### SET TASK
Pictures don't belong in the copy; print all the records exactly.

[START OF WORKING DATA]

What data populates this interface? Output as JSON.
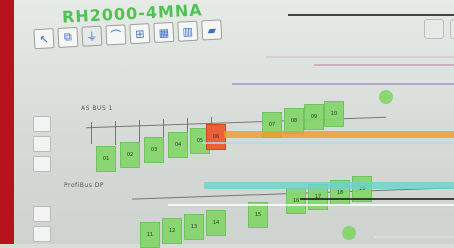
{
  "window": {
    "title": "RH2000-4MNA"
  },
  "toolbar": {
    "buttons": [
      {
        "name": "arrow-icon",
        "glyph": "↖"
      },
      {
        "name": "copy-icon",
        "glyph": "⧉"
      },
      {
        "name": "connector-icon",
        "glyph": "⏚"
      },
      {
        "name": "bus-icon",
        "glyph": "⌒"
      },
      {
        "name": "network-icon",
        "glyph": "⊞"
      },
      {
        "name": "grid-icon",
        "glyph": "▦"
      },
      {
        "name": "grid2-icon",
        "glyph": "▥"
      },
      {
        "name": "folder-icon",
        "glyph": "▰"
      }
    ]
  },
  "diagram": {
    "bus1_label": "AS BUS 1",
    "left_label": "ProfiBus DP",
    "devices_top": [
      "01",
      "02",
      "03",
      "04",
      "05",
      "06"
    ],
    "devices_mid": [
      "07",
      "08",
      "09",
      "10"
    ],
    "devices_low": [
      "11",
      "12",
      "13",
      "14",
      "15"
    ],
    "devices_right": [
      "16",
      "17",
      "18",
      "19"
    ]
  },
  "colors": {
    "accent_red": "#b5141c",
    "device_ok": "#86d66d",
    "device_fault": "#f05a2d",
    "title_green": "#49c04d"
  }
}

[END OF WORKING DATA]

### ANSWER
What data populates this interface? Output as JSON.
{
  "window": {
    "title": "RH2000-4MNA"
  },
  "toolbar": {
    "buttons": [
      {
        "name": "arrow-icon",
        "glyph": "↖"
      },
      {
        "name": "copy-icon",
        "glyph": "⧉"
      },
      {
        "name": "connector-icon",
        "glyph": "⏚"
      },
      {
        "name": "bus-icon",
        "glyph": "⌒"
      },
      {
        "name": "network-icon",
        "glyph": "⊞"
      },
      {
        "name": "grid-icon",
        "glyph": "▦"
      },
      {
        "name": "grid2-icon",
        "glyph": "▥"
      },
      {
        "name": "folder-icon",
        "glyph": "▰"
      }
    ]
  },
  "diagram": {
    "bus1_label": "AS BUS 1",
    "left_label": "ProfiBus DP",
    "devices_top": [
      "01",
      "02",
      "03",
      "04",
      "05",
      "06"
    ],
    "devices_mid": [
      "07",
      "08",
      "09",
      "10"
    ],
    "devices_low": [
      "11",
      "12",
      "13",
      "14",
      "15"
    ],
    "devices_right": [
      "16",
      "17",
      "18",
      "19"
    ]
  },
  "colors": {
    "accent_red": "#b5141c",
    "device_ok": "#86d66d",
    "device_fault": "#f05a2d",
    "title_green": "#49c04d"
  }
}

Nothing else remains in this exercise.